──────── Provided records

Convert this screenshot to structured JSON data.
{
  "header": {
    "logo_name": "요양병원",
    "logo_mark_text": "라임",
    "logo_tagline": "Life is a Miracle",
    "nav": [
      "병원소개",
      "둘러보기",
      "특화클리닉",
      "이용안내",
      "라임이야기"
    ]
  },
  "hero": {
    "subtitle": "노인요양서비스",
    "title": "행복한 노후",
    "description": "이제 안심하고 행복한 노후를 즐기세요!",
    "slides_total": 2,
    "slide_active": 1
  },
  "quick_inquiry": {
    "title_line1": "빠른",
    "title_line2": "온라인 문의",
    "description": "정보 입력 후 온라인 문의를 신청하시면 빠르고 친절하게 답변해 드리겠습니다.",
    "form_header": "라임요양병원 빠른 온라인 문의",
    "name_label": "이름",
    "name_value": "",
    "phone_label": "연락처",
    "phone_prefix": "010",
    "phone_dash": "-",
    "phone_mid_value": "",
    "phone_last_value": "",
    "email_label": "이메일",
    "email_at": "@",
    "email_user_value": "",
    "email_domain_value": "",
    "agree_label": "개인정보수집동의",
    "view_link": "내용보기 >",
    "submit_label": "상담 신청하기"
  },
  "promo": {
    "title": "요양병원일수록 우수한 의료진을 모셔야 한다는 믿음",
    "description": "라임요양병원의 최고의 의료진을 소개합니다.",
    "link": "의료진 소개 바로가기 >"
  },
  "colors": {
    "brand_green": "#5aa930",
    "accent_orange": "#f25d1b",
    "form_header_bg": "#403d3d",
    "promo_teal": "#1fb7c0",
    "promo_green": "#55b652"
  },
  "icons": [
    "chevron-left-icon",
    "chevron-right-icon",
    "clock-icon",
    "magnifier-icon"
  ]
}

────────────────

Write out every entry word for word.

:: Completed task ::
Convert this screenshot to structured JSON data.
{
  "header": {
    "logo_name": "요양병원",
    "logo_mark_text": "라임",
    "logo_tagline": "Life is a Miracle",
    "nav": [
      "병원소개",
      "둘러보기",
      "특화클리닉",
      "이용안내",
      "라임이야기"
    ]
  },
  "hero": {
    "subtitle": "노인요양서비스",
    "title": "행복한 노후",
    "description": "이제 안심하고 행복한 노후를 즐기세요!",
    "slides_total": 2,
    "slide_active": 1
  },
  "quick_inquiry": {
    "title_line1": "빠른",
    "title_line2": "온라인 문의",
    "description": "정보 입력 후 온라인 문의를 신청하시면 빠르고 친절하게 답변해 드리겠습니다.",
    "form_header": "라임요양병원 빠른 온라인 문의",
    "name_label": "이름",
    "name_value": "",
    "phone_label": "연락처",
    "phone_prefix": "010",
    "phone_dash": "-",
    "phone_mid_value": "",
    "phone_last_value": "",
    "email_label": "이메일",
    "email_at": "@",
    "email_user_value": "",
    "email_domain_value": "",
    "agree_label": "개인정보수집동의",
    "view_link": "내용보기 >",
    "submit_label": "상담 신청하기"
  },
  "promo": {
    "title": "요양병원일수록 우수한 의료진을 모셔야 한다는 믿음",
    "description": "라임요양병원의 최고의 의료진을 소개합니다.",
    "link": "의료진 소개 바로가기 >"
  },
  "colors": {
    "brand_green": "#5aa930",
    "accent_orange": "#f25d1b",
    "form_header_bg": "#403d3d",
    "promo_teal": "#1fb7c0",
    "promo_green": "#55b652"
  },
  "icons": [
    "chevron-left-icon",
    "chevron-right-icon",
    "clock-icon",
    "magnifier-icon"
  ]
}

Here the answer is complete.